What you need to do ::
Note each line that includes the word "испытуемый". Copy those lines.

-- Begin Records supplied --

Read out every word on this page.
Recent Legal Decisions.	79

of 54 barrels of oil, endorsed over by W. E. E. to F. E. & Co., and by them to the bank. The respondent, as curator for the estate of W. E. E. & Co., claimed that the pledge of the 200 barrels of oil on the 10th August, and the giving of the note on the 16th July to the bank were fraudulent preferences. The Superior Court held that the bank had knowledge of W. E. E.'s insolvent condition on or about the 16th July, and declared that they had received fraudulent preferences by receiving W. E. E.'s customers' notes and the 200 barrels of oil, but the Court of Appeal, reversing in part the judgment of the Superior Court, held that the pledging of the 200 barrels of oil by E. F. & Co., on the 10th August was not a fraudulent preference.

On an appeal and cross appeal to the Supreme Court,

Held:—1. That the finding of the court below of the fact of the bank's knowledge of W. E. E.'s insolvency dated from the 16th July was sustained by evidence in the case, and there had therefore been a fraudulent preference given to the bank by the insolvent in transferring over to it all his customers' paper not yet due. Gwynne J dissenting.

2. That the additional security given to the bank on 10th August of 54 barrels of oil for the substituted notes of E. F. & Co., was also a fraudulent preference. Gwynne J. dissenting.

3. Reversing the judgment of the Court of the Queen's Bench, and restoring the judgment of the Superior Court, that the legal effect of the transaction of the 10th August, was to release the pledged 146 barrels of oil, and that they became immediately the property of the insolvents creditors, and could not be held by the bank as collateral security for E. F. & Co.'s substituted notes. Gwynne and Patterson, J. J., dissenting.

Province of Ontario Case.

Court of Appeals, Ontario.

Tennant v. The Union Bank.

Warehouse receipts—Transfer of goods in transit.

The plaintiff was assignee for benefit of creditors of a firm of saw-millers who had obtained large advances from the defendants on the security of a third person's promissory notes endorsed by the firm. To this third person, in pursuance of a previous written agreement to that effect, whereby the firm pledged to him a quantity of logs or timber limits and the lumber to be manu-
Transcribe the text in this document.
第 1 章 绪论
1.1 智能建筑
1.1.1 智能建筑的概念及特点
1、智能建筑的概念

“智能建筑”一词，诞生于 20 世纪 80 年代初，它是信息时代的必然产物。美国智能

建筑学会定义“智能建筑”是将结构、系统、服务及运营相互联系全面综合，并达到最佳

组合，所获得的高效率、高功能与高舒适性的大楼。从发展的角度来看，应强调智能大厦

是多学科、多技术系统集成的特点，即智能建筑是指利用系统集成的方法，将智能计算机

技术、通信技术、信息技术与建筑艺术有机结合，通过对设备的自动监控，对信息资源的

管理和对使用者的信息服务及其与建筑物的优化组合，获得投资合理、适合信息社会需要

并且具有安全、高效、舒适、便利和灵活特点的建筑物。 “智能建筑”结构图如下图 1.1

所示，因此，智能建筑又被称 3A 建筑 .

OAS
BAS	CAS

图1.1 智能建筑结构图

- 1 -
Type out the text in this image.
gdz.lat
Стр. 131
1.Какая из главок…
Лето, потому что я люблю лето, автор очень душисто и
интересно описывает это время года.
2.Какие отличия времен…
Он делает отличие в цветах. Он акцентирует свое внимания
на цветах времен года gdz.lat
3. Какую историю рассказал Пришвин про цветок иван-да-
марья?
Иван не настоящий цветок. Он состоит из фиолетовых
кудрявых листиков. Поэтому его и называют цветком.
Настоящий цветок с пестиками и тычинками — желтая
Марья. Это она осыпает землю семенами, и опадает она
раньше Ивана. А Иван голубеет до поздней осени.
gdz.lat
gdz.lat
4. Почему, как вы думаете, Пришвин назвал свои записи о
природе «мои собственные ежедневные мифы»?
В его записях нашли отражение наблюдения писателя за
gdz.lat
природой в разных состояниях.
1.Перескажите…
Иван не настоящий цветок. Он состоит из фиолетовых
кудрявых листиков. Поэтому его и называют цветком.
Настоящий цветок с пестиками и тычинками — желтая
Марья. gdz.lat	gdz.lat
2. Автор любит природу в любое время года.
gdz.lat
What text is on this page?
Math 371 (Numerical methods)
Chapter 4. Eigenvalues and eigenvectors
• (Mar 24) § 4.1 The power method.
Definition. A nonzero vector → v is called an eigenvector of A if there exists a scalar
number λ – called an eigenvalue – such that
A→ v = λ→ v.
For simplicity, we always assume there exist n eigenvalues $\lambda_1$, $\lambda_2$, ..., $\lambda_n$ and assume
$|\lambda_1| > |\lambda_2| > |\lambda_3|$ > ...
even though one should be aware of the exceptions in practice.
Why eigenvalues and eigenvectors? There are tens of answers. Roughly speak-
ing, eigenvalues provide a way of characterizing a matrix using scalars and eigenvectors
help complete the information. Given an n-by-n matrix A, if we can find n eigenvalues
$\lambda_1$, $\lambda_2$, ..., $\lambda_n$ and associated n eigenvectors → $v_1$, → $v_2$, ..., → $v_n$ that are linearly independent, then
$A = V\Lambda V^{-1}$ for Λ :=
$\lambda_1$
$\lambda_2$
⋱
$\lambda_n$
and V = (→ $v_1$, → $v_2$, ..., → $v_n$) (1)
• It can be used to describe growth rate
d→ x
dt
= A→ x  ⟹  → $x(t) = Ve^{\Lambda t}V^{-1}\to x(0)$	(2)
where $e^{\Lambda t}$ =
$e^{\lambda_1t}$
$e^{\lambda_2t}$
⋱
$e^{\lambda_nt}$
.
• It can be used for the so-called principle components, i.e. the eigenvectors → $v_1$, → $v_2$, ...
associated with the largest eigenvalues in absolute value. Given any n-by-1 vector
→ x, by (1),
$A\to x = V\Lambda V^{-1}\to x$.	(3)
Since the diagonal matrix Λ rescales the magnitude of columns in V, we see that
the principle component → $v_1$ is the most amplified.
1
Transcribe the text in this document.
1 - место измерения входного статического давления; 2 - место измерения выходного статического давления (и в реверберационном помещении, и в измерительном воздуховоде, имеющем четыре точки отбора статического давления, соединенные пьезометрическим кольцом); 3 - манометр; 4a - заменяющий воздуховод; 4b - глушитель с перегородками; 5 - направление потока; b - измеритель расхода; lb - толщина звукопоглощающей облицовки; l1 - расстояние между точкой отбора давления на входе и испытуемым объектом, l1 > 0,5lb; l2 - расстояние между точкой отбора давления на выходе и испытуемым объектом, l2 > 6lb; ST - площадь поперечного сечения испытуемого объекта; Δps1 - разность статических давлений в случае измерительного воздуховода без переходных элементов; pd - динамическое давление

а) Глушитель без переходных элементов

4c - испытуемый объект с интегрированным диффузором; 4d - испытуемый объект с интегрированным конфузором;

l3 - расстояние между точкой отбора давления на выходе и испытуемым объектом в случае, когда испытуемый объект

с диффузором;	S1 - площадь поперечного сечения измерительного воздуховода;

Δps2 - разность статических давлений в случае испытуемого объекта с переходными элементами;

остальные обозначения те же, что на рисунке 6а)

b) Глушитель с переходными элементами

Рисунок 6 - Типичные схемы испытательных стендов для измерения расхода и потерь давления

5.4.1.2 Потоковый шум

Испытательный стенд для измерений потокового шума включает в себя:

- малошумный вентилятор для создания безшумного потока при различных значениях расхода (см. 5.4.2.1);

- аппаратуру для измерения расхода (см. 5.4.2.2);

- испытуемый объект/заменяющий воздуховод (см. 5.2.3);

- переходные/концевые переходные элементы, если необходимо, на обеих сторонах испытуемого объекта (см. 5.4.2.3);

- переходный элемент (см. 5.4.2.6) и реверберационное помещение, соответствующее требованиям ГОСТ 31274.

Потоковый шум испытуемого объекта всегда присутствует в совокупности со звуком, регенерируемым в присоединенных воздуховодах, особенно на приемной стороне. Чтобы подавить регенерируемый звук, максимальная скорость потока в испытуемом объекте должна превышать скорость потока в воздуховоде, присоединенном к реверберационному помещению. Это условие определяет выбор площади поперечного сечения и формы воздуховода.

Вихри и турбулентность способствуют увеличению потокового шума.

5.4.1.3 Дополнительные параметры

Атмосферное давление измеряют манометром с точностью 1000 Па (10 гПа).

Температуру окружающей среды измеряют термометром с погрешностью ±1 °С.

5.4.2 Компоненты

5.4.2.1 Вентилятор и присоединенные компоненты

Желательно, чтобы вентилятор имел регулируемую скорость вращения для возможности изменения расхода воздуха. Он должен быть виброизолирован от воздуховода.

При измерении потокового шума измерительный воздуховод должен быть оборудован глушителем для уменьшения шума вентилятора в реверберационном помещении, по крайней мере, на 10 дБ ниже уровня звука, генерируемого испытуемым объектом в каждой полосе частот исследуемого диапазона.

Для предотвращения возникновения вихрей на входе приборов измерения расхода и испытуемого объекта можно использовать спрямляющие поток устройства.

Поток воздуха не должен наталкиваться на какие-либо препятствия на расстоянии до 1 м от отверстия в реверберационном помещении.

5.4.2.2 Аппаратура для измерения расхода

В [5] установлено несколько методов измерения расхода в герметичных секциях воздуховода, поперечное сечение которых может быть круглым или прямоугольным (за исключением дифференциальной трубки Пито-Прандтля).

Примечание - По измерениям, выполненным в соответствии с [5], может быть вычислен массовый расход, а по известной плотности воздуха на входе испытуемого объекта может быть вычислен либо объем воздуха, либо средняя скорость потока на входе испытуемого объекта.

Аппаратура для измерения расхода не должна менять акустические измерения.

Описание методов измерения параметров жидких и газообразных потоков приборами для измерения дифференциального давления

-- End Records supplied --

Result for this exercise ::
4c - испытуемый объект с интегрированным диффузором; 4d - испытуемый объект с интегрированным конфузором;
l3 - расстояние между точкой отбора давления на выходе и испытуемым объектом в случае, когда испытуемый объект
- испытуемый объект/заменяющий воздуховод (см. 5.2.3);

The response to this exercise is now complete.